## Request
Lines holding the string "sombong" are the ones to copy from this listing.

## Records shown
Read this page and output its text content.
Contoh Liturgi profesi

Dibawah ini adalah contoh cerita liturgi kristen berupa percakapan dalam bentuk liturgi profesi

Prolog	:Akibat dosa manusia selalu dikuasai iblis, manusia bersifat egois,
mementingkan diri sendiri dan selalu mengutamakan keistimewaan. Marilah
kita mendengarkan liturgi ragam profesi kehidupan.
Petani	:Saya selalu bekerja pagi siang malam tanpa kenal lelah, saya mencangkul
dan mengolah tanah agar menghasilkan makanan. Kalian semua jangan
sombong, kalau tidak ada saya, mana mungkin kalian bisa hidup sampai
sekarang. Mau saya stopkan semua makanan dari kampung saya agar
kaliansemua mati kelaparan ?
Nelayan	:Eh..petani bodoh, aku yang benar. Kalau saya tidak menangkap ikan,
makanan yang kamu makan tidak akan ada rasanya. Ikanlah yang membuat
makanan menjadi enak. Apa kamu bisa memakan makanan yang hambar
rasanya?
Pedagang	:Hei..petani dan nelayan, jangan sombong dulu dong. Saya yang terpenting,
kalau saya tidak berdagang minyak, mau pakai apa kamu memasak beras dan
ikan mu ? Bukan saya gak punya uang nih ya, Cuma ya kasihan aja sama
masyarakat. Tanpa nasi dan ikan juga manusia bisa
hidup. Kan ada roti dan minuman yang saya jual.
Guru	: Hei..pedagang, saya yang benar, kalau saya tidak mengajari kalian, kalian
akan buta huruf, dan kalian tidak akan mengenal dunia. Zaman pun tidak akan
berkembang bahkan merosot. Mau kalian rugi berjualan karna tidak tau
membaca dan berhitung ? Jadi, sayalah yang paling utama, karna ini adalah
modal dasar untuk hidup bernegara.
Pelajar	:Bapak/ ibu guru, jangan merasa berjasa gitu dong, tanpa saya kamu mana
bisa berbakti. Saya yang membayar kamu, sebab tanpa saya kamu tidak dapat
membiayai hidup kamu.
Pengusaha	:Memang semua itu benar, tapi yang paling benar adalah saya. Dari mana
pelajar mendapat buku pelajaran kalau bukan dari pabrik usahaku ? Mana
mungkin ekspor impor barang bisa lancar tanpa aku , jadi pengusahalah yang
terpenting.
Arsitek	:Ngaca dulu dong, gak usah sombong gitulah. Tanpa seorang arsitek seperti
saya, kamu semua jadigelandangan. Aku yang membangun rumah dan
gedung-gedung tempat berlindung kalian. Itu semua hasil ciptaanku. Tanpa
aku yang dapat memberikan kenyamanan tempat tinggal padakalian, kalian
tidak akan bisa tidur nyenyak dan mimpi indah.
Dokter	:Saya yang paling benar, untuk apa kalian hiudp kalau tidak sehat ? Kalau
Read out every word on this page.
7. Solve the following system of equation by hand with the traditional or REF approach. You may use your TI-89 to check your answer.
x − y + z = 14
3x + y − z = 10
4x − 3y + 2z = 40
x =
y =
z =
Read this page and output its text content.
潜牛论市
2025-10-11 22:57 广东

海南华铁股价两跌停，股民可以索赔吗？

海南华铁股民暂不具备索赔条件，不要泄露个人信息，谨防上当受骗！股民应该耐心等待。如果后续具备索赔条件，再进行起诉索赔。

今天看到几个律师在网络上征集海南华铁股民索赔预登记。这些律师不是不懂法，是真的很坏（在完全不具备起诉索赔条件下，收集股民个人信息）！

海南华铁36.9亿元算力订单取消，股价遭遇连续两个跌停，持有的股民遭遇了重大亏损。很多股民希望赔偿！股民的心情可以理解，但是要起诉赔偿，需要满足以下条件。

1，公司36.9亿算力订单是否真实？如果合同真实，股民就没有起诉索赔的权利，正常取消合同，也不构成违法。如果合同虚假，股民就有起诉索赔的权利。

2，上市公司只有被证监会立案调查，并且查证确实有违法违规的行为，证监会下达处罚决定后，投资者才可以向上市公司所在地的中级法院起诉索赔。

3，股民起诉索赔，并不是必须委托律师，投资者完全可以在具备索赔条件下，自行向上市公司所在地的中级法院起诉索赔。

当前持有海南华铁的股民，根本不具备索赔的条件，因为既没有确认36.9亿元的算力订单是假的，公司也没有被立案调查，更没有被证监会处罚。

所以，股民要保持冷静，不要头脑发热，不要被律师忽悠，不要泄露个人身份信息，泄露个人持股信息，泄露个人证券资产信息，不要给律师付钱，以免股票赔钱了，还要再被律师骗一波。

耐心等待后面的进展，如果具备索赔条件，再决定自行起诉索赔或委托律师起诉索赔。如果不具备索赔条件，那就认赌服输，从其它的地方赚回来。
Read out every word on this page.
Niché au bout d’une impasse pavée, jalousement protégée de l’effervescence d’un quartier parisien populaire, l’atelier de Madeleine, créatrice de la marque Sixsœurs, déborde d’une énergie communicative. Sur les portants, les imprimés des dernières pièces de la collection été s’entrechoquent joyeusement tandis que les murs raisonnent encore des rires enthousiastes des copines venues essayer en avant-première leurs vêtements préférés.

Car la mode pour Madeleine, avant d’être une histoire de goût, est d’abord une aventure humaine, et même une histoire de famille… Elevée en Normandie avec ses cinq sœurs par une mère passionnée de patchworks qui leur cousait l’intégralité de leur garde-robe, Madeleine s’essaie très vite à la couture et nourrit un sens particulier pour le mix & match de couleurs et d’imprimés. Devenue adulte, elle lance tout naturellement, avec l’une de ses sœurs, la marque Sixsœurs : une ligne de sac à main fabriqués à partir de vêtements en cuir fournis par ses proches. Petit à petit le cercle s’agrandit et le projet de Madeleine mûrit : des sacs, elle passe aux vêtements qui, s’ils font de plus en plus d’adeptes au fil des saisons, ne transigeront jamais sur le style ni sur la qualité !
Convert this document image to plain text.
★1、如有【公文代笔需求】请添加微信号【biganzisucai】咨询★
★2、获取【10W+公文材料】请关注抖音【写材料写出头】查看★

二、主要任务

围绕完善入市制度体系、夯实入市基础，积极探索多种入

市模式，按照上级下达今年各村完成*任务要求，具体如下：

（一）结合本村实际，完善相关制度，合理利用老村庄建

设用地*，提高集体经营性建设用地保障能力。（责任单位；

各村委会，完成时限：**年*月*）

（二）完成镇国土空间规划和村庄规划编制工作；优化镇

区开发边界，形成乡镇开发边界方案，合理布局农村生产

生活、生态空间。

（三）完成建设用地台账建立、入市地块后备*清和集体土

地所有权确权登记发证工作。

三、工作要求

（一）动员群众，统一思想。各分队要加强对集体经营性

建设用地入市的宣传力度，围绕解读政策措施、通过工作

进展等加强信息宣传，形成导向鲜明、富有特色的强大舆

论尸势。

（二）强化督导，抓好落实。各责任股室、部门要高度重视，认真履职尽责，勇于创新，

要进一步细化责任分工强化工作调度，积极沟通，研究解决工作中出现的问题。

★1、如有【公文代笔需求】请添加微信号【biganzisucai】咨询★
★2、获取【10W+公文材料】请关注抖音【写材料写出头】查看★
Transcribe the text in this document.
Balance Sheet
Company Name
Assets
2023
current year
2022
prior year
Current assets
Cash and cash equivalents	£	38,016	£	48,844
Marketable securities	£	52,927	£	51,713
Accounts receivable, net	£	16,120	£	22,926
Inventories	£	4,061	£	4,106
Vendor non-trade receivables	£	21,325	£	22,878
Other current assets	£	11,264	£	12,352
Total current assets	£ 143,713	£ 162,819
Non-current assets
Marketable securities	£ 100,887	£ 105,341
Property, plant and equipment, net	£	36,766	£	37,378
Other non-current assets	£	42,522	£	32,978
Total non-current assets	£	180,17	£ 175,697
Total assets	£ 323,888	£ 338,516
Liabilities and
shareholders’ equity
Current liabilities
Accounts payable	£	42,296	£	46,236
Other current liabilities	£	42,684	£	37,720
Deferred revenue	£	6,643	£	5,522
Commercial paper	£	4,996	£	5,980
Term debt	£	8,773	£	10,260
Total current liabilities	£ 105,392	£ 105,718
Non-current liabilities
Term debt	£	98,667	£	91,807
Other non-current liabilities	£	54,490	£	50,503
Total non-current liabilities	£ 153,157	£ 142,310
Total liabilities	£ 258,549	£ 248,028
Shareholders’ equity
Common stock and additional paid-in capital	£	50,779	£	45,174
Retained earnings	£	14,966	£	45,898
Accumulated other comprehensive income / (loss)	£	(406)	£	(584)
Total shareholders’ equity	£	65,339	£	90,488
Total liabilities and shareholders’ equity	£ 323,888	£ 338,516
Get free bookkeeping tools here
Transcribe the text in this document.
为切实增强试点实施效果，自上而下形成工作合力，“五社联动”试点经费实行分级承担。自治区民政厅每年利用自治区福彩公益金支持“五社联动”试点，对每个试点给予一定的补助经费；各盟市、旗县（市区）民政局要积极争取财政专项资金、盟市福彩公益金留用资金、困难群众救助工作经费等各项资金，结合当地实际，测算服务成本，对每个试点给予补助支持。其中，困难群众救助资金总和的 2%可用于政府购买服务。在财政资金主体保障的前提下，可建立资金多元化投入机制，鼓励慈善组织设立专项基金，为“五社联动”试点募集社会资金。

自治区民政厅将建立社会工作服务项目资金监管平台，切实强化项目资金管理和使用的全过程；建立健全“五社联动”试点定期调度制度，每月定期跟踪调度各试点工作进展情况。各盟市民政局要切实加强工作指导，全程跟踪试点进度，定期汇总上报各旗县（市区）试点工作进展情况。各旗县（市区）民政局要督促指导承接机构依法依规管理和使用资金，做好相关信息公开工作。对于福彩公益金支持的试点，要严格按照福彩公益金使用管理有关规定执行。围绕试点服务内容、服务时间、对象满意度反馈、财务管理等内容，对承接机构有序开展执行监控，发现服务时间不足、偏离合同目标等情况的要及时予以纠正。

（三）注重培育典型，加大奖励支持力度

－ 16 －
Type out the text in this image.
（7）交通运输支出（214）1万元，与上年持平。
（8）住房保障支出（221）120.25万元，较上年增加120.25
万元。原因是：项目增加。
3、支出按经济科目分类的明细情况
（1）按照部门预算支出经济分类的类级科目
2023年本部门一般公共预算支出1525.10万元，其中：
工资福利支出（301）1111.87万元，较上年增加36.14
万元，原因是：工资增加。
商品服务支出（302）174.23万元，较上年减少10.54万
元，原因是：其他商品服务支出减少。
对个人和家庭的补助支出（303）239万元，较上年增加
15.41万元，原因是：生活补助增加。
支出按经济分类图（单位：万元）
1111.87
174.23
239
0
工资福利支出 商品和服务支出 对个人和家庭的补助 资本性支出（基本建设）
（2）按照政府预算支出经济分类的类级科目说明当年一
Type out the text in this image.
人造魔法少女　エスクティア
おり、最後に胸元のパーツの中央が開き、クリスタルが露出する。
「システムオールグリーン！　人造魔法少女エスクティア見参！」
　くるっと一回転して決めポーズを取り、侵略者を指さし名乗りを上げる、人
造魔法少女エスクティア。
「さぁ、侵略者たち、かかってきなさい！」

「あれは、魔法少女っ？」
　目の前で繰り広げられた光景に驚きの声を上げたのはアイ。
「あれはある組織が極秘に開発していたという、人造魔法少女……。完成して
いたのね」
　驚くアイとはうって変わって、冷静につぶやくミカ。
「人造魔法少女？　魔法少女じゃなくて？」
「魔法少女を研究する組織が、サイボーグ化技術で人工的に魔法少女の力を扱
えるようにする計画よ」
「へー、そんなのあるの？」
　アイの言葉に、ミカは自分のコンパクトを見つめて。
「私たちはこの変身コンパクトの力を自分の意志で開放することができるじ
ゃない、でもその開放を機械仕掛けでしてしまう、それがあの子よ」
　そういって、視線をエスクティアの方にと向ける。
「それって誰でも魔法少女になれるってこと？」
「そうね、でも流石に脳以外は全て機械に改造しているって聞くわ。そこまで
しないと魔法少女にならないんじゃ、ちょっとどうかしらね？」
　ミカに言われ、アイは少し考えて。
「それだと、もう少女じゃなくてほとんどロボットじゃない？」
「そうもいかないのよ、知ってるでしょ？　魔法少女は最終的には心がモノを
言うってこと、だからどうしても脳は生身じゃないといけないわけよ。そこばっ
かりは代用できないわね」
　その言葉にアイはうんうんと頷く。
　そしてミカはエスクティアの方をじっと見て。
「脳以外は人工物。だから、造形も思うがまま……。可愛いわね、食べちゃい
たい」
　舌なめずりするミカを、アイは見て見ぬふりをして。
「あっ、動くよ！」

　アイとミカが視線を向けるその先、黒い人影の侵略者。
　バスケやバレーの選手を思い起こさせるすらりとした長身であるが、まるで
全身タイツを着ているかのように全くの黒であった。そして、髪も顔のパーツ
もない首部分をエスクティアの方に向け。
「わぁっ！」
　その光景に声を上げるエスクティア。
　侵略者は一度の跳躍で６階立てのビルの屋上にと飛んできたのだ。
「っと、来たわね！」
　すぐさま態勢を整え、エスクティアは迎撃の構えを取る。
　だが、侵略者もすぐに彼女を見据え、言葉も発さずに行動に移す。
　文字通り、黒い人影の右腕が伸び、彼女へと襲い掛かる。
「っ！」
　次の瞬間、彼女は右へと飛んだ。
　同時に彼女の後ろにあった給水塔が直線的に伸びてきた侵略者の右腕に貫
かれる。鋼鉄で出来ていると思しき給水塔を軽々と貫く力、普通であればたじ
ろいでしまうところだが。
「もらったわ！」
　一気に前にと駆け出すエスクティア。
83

## Solution to this exercise
sombong, kalau tidak ada saya, mana mungkin kalian bisa hidup sampai
Pedagang	:Hei..petani dan nelayan, jangan sombong dulu dong. Saya yang terpenting,
Arsitek	:Ngaca dulu dong, gak usah sombong gitulah. Tanpa seorang arsitek seperti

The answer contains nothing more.